-- Problem to work on --
Reproduce the entries below in full, word for word.

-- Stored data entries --
▼▼▼

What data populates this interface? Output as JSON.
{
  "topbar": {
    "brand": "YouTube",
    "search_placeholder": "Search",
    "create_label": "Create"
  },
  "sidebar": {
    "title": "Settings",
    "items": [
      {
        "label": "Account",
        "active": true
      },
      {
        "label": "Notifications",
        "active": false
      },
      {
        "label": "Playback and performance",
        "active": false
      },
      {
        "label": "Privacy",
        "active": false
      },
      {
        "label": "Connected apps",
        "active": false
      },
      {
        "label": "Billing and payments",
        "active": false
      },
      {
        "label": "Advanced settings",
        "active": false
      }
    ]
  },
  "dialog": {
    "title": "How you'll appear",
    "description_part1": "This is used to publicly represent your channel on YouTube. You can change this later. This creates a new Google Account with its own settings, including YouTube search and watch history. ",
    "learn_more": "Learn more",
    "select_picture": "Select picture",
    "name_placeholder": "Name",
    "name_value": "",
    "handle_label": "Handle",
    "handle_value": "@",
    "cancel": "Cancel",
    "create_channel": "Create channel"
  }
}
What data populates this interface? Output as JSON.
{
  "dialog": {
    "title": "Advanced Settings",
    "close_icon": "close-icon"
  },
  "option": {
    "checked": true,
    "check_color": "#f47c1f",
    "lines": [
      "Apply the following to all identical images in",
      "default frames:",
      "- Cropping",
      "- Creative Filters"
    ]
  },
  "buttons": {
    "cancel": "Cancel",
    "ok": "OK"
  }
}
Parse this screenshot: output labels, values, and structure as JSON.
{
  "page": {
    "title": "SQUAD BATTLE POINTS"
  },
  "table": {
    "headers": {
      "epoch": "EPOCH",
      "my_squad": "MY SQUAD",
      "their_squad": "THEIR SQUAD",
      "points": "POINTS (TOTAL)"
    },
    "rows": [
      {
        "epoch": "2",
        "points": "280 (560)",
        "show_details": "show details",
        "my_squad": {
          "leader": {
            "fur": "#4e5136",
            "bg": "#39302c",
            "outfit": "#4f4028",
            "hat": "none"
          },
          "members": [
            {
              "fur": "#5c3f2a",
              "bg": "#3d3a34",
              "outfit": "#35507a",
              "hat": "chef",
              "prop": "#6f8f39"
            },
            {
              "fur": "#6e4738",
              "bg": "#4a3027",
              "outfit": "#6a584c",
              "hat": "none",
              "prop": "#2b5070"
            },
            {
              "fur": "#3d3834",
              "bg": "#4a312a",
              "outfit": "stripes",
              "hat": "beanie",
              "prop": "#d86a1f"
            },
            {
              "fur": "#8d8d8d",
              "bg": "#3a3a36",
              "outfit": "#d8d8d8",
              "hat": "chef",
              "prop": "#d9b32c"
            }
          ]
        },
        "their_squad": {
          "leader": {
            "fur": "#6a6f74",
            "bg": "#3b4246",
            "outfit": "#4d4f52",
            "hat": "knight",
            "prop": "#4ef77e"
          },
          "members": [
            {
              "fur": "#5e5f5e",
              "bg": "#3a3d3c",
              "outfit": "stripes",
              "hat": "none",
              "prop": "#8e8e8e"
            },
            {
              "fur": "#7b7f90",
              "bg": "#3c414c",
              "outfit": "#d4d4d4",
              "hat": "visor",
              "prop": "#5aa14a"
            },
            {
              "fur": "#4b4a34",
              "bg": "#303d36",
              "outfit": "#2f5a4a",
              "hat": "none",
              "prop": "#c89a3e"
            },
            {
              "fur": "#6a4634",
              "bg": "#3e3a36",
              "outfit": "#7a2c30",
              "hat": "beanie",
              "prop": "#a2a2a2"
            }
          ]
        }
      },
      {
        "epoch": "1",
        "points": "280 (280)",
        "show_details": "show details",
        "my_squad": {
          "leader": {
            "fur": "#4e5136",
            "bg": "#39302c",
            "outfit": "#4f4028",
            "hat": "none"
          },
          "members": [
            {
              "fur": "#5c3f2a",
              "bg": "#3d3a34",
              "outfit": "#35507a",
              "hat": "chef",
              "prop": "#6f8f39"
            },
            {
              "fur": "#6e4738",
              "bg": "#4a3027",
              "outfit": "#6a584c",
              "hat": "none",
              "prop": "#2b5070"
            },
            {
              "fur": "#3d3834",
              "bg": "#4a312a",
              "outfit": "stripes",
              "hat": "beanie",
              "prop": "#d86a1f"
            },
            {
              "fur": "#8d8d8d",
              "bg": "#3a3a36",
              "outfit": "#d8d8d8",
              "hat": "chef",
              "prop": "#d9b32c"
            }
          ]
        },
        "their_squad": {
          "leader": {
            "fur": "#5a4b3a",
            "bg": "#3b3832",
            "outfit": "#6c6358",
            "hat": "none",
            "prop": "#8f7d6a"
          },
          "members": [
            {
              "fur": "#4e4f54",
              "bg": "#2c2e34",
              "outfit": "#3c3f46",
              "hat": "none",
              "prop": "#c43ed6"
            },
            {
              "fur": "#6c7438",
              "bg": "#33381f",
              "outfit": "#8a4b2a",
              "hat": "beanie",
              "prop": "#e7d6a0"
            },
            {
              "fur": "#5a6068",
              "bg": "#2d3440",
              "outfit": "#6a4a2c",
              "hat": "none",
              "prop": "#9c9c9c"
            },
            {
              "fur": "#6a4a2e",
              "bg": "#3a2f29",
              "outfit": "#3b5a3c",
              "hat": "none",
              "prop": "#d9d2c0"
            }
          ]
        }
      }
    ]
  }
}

▲▲▲

-- Task output --
What data populates this interface? Output as JSON.
{
  "topbar": {
    "brand": "YouTube",
    "search_placeholder": "Search",
    "create_label": "Create"
  },
  "sidebar": {
    "title": "Settings",
    "items": [
      {
        "label": "Account",
        "active": true
      },
      {
        "label": "Notifications",
        "active": false
      },
      {
        "label": "Playback and performance",
        "active": false
      },
      {
        "label": "Privacy",
        "active": false
      },
      {
        "label": "Connected apps",
        "active": false
      },
      {
        "label": "Billing and payments",
        "active": false
      },
      {
        "label": "Advanced settings",
        "active": false
      }
    ]
  },
  "dialog": {
    "title": "How you'll appear",
    "description_part1": "This is used to publicly represent your channel on YouTube. You can change this later. This creates a new Google Account with its own settings, including YouTube search and watch history. ",
    "learn_more": "Learn more",
    "select_picture": "Select picture",
    "name_placeholder": "Name",
    "name_value": "",
    "handle_label": "Handle",
    "handle_value": "@",
    "cancel": "Cancel",
    "create_channel": "Create channel"
  }
}
What data populates this interface? Output as JSON.
{
  "dialog": {
    "title": "Advanced Settings",
    "close_icon": "close-icon"
  },
  "option": {
    "checked": true,
    "check_color": "#f47c1f",
    "lines": [
      "Apply the following to all identical images in",
      "default frames:",
      "- Cropping",
      "- Creative Filters"
    ]
  },
  "buttons": {
    "cancel": "Cancel",
    "ok": "OK"
  }
}
Parse this screenshot: output labels, values, and structure as JSON.
{
  "page": {
    "title": "SQUAD BATTLE POINTS"
  },
  "table": {
    "headers": {
      "epoch": "EPOCH",
      "my_squad": "MY SQUAD",
      "their_squad": "THEIR SQUAD",
      "points": "POINTS (TOTAL)"
    },
    "rows": [
      {
        "epoch": "2",
        "points": "280 (560)",
        "show_details": "show details",
        "my_squad": {
          "leader": {
            "fur": "#4e5136",
            "bg": "#39302c",
            "outfit": "#4f4028",
            "hat": "none"
          },
          "members": [
            {
              "fur": "#5c3f2a",
              "bg": "#3d3a34",
              "outfit": "#35507a",
              "hat": "chef",
              "prop": "#6f8f39"
            },
            {
              "fur": "#6e4738",
              "bg": "#4a3027",
              "outfit": "#6a584c",
              "hat": "none",
              "prop": "#2b5070"
            },
            {
              "fur": "#3d3834",
              "bg": "#4a312a",
              "outfit": "stripes",
              "hat": "beanie",
              "prop": "#d86a1f"
            },
            {
              "fur": "#8d8d8d",
              "bg": "#3a3a36",
              "outfit": "#d8d8d8",
              "hat": "chef",
              "prop": "#d9b32c"
            }
          ]
        },
        "their_squad": {
          "leader": {
            "fur": "#6a6f74",
            "bg": "#3b4246",
            "outfit": "#4d4f52",
            "hat": "knight",
            "prop": "#4ef77e"
          },
          "members": [
            {
              "fur": "#5e5f5e",
              "bg": "#3a3d3c",
              "outfit": "stripes",
              "hat": "none",
              "prop": "#8e8e8e"
            },
            {
              "fur": "#7b7f90",
              "bg": "#3c414c",
              "outfit": "#d4d4d4",
              "hat": "visor",
              "prop": "#5aa14a"
            },
            {
              "fur": "#4b4a34",
              "bg": "#303d36",
              "outfit": "#2f5a4a",
              "hat": "none",
              "prop": "#c89a3e"
            },
            {
              "fur": "#6a4634",
              "bg": "#3e3a36",
              "outfit": "#7a2c30",
              "hat": "beanie",
              "prop": "#a2a2a2"
            }
          ]
        }
      },
      {
        "epoch": "1",
        "points": "280 (280)",
        "show_details": "show details",
        "my_squad": {
          "leader": {
            "fur": "#4e5136",
            "bg": "#39302c",
            "outfit": "#4f4028",
            "hat": "none"
          },
          "members": [
            {
              "fur": "#5c3f2a",
              "bg": "#3d3a34",
              "outfit": "#35507a",
              "hat": "chef",
              "prop": "#6f8f39"
            },
            {
              "fur": "#6e4738",
              "bg": "#4a3027",
              "outfit": "#6a584c",
              "hat": "none",
              "prop": "#2b5070"
            },
            {
              "fur": "#3d3834",
              "bg": "#4a312a",
              "outfit": "stripes",
              "hat": "beanie",
              "prop": "#d86a1f"
            },
            {
              "fur": "#8d8d8d",
              "bg": "#3a3a36",
              "outfit": "#d8d8d8",
              "hat": "chef",
              "prop": "#d9b32c"
            }
          ]
        },
        "their_squad": {
          "leader": {
            "fur": "#5a4b3a",
            "bg": "#3b3832",
            "outfit": "#6c6358",
            "hat": "none",
            "prop": "#8f7d6a"
          },
          "members": [
            {
              "fur": "#4e4f54",
              "bg": "#2c2e34",
              "outfit": "#3c3f46",
              "hat": "none",
              "prop": "#c43ed6"
            },
            {
              "fur": "#6c7438",
              "bg": "#33381f",
              "outfit": "#8a4b2a",
              "hat": "beanie",
              "prop": "#e7d6a0"
            },
            {
              "fur": "#5a6068",
              "bg": "#2d3440",
              "outfit": "#6a4a2c",
              "hat": "none",
              "prop": "#9c9c9c"
            },
            {
              "fur": "#6a4a2e",
              "bg": "#3a2f29",
              "outfit": "#3b5a3c",
              "hat": "none",
              "prop": "#d9d2c0"
            }
          ]
        }
      }
    ]
  }
}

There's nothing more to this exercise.